[Excerpted passage]:
*** Block opens ***

Kepler solves mystery of fast and furious explosions

The universe is full of mysterious exploding phenomena that go boom in the dark. One particular type of ephemeral event, called a Fast-Evolving Luminous Transient (FELT), has bewildered astronomers for a decade because of its very brief duration.

Now, NASA's Kepler Space Telescope—designed to go hunting for planets across our galaxy—has also been used to catch FELTs in the act and determine their nature. They appear to be a new kind of supernova that gets a brief turbo boost in brightness from its surroundings.

Kepler's ability to precisely sample sudden changes in starlight has allowed astronomers to quickly arrive at this model for explaining FELTs, and rule out alternative explanations.

Researchers conclude that the source of the flash is from a star after it collapses to explode as a supernova. The big difference is that the star is cocooned inside one or more shells of gas and dust. When the tsunami of explosive energy from the blast slams into the shell, most of the kinetic energy is immediately converted to light. The burst of radiation lasts for only a few days—one-tenth the duration of a typical supernova explosion.

Over the past decade several FELTs have been discovered with timescales and luminosities not easily explained by traditional supernova models. And, only a few FELTs have been seen in sky surveys because they are so brief. Unlike Kepler, which collects data on a patch of sky every 30 minutes, most other telescopes look every few days. Therefore they often slip through undetected or with only one or two measurements, making understanding the physics of these explosions tricky.

In the absence of more data, there have been a variety of theories to explain FELTs: the afterglow of a gamma-ray burst, a supernova boosted by a magnetar (neutron star with a powerful magnetic field), or a failed Type Ia supernova.

*** Block closes ***

[Entries drawn from a dataset]
*** Block opens ***

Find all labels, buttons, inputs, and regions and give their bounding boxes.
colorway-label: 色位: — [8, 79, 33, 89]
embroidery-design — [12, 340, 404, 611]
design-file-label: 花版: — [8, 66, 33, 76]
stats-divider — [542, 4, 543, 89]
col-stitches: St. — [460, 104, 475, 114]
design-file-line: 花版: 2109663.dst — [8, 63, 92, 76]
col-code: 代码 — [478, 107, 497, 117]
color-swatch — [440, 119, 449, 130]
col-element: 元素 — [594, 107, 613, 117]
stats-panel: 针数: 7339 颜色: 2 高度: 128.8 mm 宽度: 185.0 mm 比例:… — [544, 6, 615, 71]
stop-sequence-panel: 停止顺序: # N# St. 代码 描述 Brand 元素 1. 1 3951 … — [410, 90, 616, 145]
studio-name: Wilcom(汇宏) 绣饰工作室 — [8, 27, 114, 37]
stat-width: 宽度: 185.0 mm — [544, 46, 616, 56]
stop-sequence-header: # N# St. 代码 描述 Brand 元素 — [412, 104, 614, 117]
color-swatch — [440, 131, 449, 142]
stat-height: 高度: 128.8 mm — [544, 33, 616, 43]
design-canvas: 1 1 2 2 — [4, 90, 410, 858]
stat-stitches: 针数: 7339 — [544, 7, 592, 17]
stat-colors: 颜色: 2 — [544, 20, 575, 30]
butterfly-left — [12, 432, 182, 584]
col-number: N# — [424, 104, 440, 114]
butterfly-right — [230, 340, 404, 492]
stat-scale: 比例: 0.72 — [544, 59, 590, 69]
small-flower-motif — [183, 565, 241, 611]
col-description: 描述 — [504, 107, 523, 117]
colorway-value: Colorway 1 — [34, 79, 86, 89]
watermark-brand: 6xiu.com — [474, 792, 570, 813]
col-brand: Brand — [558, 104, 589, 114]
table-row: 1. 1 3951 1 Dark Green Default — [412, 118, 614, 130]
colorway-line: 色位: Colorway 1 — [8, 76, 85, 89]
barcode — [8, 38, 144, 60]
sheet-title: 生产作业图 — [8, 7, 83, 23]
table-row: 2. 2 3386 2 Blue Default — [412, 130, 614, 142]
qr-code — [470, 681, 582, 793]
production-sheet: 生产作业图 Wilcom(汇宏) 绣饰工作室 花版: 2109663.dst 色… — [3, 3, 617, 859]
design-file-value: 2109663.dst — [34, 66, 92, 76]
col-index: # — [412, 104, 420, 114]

*** Block closes ***

[Task instructions]:
(1) In the Kepler article, how often does Kepler collect data on a patch of sky?
(2) Set down the part of the Kepler article between "Over the past" and "these explosions tricky.", inclusive.

[Numbered responses]:
(1) Every 30 minutes.

(2)
Over the past decade several FELTs have been discovered with timescales and luminosities not easily explained by traditional supernova models. And, only a few FELTs have been seen in sky surveys because they are so brief. Unlike Kepler, which collects data on a patch of sky every 30 minutes, most other telescopes look every few days. Therefore they often slip through undetected or with only one or two measurements, making understanding the physics of these explosions tricky.